**INSTRUCTION**
Copy out the material from the line containing "inset-place-label: Pateros xyxy=(148,382,162,387)" through the line containing "north-arrow-icon: N W", swapping every "graticule-label" for "grid-label" and changing nothing else.

[Stored items]
○ ○ ○ ○

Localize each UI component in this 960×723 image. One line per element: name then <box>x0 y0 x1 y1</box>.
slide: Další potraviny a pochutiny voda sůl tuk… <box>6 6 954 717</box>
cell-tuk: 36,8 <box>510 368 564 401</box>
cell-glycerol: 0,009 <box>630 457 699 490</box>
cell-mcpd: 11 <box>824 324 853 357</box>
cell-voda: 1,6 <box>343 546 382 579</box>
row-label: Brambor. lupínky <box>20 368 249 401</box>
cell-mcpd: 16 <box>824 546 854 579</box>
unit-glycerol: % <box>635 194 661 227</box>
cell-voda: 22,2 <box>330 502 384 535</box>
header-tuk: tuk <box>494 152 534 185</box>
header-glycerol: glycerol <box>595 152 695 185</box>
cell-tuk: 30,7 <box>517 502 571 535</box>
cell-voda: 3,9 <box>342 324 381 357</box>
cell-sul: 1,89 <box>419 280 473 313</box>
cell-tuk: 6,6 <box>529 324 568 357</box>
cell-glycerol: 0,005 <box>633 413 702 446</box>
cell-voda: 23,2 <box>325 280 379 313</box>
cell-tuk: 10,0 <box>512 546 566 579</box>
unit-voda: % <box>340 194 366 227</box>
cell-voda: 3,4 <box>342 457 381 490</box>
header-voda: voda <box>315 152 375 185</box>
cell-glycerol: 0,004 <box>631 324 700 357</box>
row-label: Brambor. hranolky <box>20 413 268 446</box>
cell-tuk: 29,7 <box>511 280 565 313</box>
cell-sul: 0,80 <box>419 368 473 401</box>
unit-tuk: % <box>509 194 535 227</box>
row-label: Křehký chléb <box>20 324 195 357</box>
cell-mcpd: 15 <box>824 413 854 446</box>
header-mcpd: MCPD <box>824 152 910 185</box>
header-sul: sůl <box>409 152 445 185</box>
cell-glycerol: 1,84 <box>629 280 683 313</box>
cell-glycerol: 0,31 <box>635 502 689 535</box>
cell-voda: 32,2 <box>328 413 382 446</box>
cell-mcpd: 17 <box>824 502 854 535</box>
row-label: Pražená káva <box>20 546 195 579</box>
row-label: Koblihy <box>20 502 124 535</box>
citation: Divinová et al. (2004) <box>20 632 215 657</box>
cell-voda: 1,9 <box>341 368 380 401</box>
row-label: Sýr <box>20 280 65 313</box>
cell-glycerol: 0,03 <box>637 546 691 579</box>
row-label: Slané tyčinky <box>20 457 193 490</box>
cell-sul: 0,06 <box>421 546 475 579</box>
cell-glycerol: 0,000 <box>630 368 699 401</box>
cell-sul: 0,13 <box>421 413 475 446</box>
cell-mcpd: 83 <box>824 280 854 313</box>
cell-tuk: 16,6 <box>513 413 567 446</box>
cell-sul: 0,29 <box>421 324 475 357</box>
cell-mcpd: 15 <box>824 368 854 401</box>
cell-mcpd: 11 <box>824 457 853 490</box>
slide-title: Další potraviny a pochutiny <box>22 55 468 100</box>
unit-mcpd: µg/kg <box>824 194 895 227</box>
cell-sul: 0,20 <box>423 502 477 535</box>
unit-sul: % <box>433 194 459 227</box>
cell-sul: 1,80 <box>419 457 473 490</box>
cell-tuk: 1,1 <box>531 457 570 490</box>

○ ○ ○ ○

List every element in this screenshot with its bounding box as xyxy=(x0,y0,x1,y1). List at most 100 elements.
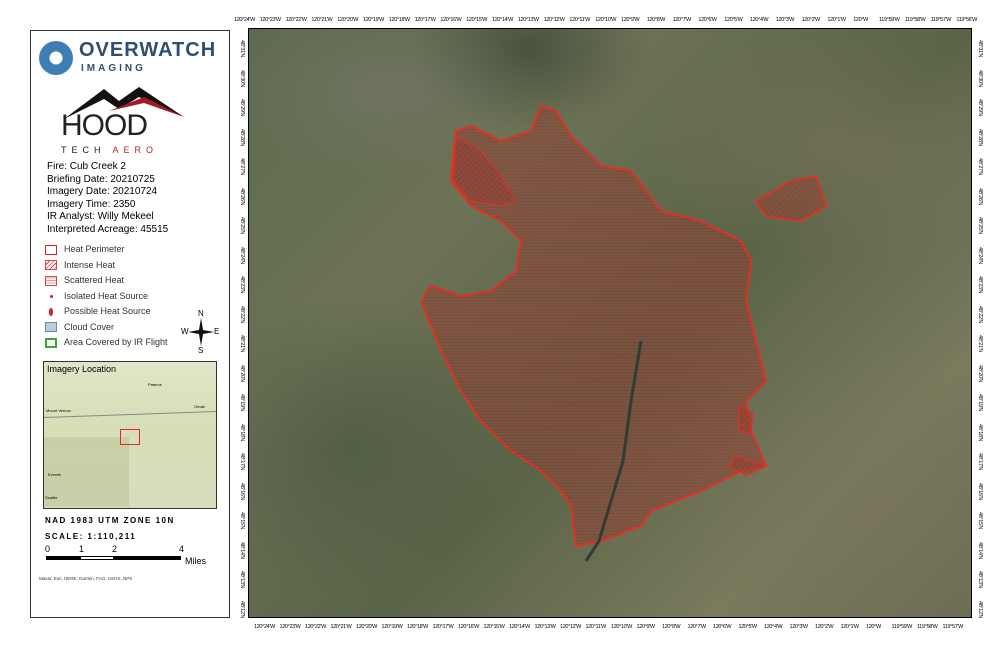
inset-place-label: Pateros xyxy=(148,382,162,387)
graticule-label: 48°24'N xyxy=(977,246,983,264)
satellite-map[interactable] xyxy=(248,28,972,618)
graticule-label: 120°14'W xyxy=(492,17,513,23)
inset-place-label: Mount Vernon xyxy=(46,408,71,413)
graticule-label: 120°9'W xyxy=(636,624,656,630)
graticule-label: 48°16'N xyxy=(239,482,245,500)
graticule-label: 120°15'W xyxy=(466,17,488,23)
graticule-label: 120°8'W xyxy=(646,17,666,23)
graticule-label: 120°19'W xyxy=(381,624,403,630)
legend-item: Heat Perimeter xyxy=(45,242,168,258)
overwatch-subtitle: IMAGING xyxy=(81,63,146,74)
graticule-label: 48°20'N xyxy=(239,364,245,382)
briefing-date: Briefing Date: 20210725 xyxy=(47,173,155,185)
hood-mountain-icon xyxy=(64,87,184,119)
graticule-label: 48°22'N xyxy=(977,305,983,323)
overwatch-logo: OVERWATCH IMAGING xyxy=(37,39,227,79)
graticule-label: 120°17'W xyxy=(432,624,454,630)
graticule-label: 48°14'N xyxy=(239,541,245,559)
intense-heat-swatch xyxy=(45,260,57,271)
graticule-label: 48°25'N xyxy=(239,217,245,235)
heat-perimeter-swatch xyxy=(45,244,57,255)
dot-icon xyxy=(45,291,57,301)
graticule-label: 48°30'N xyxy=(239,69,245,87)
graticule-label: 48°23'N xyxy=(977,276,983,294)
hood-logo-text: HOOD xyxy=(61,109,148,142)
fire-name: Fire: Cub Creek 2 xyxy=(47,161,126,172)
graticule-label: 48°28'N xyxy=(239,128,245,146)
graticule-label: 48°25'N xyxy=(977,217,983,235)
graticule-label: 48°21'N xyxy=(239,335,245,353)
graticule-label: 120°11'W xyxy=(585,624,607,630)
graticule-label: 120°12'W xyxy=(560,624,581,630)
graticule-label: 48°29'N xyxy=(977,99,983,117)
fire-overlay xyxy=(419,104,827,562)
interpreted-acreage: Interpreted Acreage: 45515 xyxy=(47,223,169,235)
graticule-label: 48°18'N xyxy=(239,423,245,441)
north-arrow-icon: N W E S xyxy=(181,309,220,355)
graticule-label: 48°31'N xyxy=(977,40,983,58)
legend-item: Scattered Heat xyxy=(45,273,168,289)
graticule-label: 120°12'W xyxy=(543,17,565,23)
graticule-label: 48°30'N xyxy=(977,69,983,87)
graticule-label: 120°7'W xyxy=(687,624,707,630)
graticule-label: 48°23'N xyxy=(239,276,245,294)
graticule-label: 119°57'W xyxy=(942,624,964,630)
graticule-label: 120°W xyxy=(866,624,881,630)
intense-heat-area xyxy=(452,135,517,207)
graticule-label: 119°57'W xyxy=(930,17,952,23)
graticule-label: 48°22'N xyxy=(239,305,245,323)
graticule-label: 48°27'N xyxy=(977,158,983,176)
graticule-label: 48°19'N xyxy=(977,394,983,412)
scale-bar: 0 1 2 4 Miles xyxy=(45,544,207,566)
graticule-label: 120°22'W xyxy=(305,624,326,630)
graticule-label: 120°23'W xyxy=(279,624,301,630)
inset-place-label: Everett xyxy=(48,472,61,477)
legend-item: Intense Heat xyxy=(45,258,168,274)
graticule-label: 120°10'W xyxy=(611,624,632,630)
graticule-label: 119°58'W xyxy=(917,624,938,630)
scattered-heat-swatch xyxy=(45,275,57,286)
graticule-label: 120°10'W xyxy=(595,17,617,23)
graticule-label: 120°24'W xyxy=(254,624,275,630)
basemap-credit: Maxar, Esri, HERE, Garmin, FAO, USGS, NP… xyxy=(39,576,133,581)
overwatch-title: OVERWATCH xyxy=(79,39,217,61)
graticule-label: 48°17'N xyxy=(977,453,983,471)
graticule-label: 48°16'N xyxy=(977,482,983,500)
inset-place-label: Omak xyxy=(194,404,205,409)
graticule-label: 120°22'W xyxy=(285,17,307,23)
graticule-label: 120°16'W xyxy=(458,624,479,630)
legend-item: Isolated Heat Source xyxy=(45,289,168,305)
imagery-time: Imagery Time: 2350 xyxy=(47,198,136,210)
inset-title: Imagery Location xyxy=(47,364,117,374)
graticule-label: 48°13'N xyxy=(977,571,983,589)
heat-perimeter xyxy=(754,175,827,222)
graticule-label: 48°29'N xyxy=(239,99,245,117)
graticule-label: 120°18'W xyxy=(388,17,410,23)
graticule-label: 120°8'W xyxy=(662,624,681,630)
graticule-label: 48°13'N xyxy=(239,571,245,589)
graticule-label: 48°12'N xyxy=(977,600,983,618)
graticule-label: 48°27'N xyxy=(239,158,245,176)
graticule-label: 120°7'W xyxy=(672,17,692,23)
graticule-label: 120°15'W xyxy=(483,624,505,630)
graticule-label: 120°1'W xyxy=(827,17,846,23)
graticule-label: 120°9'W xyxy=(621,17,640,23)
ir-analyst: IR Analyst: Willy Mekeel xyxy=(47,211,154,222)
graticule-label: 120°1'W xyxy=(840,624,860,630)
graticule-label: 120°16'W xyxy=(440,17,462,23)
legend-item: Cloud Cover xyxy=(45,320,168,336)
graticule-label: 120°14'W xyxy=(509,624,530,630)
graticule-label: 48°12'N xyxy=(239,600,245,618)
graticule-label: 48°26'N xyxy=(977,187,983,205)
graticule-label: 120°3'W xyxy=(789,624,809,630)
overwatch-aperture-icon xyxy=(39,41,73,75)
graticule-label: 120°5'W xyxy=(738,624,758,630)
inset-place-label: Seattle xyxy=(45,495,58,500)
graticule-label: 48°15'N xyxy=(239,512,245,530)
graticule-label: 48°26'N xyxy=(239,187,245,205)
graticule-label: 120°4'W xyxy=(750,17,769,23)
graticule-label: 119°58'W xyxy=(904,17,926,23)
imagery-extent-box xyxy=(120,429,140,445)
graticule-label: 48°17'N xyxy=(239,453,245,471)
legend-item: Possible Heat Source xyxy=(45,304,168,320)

○ ○ ○ ○

**COMPLETE RESPONSE**
inset-place-label: Pateros xyxy=(148,382,162,387)
grid-label: 48°24'N xyxy=(977,246,983,264)
satellite-map[interactable] xyxy=(248,28,972,618)
grid-label: 120°14'W xyxy=(492,17,513,23)
inset-place-label: Mount Vernon xyxy=(46,408,71,413)
grid-label: 120°9'W xyxy=(636,624,656,630)
grid-label: 48°16'N xyxy=(239,482,245,500)
grid-label: 120°15'W xyxy=(466,17,488,23)
grid-label: 120°8'W xyxy=(646,17,666,23)
grid-label: 120°19'W xyxy=(381,624,403,630)
legend-item: Heat Perimeter xyxy=(45,242,168,258)
overwatch-subtitle: IMAGING xyxy=(81,63,146,74)
grid-label: 48°20'N xyxy=(239,364,245,382)
briefing-date: Briefing Date: 20210725 xyxy=(47,173,155,185)
hood-mountain-icon xyxy=(64,87,184,119)
grid-label: 48°22'N xyxy=(977,305,983,323)
overwatch-logo: OVERWATCH IMAGING xyxy=(37,39,227,79)
grid-label: 120°17'W xyxy=(432,624,454,630)
grid-label: 48°14'N xyxy=(239,541,245,559)
intense-heat-swatch xyxy=(45,260,57,271)
grid-label: 48°25'N xyxy=(239,217,245,235)
heat-perimeter-swatch xyxy=(45,244,57,255)
dot-icon xyxy=(45,291,57,301)
grid-label: 48°30'N xyxy=(239,69,245,87)
grid-label: 48°23'N xyxy=(977,276,983,294)
hood-logo-text: HOOD xyxy=(61,109,148,142)
fire-name: Fire: Cub Creek 2 xyxy=(47,161,126,172)
grid-label: 48°28'N xyxy=(239,128,245,146)
grid-label: 48°25'N xyxy=(977,217,983,235)
grid-label: 48°21'N xyxy=(239,335,245,353)
grid-label: 120°11'W xyxy=(585,624,607,630)
grid-label: 120°12'W xyxy=(560,624,581,630)
grid-label: 48°29'N xyxy=(977,99,983,117)
fire-overlay xyxy=(419,104,827,562)
interpreted-acreage: Interpreted Acreage: 45515 xyxy=(47,223,169,235)
grid-label: 48°18'N xyxy=(239,423,245,441)
north-arrow-icon: N W E S xyxy=(181,309,220,355)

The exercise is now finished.